(Dataset records)
____________________
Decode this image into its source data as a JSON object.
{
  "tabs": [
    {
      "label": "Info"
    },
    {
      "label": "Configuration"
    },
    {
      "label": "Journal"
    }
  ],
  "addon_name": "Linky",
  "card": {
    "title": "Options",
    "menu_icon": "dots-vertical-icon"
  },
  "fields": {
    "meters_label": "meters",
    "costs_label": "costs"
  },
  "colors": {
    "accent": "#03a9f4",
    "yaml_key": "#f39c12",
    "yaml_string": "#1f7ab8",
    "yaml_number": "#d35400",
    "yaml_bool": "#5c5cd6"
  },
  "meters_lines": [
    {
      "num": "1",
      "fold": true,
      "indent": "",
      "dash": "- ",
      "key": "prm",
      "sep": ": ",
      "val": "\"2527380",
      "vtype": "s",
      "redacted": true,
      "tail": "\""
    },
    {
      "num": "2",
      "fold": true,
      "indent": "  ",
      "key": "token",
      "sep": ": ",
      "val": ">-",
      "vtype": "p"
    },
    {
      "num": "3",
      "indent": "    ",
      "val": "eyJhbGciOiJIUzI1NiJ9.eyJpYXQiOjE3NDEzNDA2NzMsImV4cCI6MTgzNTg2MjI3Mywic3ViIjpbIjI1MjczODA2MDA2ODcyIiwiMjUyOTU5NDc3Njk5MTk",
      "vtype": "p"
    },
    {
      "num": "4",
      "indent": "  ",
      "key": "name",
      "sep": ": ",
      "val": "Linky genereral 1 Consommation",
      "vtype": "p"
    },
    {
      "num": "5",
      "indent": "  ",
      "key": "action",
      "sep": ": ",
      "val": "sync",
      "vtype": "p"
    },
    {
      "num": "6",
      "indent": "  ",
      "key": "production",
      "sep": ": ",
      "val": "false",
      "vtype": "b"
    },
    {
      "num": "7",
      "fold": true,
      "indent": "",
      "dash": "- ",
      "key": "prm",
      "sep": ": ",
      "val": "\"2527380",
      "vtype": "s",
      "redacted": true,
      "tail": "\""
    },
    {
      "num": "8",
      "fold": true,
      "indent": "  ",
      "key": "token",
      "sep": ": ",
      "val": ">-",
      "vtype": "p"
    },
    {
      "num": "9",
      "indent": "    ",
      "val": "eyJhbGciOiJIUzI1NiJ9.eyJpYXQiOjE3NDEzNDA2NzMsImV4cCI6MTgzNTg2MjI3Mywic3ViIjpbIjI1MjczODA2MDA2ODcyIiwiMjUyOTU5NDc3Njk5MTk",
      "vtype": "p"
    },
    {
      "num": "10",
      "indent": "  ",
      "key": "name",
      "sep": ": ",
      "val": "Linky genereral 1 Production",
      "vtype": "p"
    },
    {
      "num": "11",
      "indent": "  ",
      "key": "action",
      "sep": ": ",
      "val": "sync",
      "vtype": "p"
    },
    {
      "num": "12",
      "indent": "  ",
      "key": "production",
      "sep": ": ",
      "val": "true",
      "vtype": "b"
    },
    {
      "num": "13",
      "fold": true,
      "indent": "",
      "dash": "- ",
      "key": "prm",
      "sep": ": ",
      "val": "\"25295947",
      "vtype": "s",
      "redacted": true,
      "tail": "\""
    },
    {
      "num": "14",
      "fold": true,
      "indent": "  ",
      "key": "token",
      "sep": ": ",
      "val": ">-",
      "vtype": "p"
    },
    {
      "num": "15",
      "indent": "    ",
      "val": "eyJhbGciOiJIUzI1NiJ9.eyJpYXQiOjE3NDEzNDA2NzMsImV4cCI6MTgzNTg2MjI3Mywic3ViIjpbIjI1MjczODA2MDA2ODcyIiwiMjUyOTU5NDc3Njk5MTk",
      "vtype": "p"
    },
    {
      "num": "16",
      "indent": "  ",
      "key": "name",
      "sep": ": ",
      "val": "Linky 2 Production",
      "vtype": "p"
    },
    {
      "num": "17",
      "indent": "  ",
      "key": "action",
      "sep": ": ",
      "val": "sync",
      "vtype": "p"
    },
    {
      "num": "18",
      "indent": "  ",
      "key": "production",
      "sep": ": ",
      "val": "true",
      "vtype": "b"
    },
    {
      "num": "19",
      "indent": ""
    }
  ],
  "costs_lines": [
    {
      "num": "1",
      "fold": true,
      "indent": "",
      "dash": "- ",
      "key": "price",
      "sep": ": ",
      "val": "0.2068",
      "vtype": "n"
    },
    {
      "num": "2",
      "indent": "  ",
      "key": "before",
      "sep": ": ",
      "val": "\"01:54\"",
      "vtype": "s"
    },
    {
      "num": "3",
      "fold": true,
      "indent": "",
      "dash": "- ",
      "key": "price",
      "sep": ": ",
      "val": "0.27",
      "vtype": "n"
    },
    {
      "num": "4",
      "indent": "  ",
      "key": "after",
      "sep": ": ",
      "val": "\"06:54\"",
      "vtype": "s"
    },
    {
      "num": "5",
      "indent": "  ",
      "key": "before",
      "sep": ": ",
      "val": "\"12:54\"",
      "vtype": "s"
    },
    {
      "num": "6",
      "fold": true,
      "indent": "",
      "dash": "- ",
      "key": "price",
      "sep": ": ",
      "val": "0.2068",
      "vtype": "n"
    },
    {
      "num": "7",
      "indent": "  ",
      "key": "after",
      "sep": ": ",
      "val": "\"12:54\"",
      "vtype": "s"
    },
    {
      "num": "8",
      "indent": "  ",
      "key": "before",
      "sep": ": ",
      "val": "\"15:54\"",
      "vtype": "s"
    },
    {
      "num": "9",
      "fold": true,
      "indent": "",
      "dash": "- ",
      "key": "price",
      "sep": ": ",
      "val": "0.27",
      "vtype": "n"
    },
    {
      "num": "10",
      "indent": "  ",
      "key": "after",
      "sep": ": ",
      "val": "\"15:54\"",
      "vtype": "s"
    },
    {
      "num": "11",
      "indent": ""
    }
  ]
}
____________________
*Directions for this task*
Gather each line of the listing containing the word "genereral" and show it.

*Completed exercise*
      "val": "Linky genereral 1 Consommation",
      "val": "Linky genereral 1 Production",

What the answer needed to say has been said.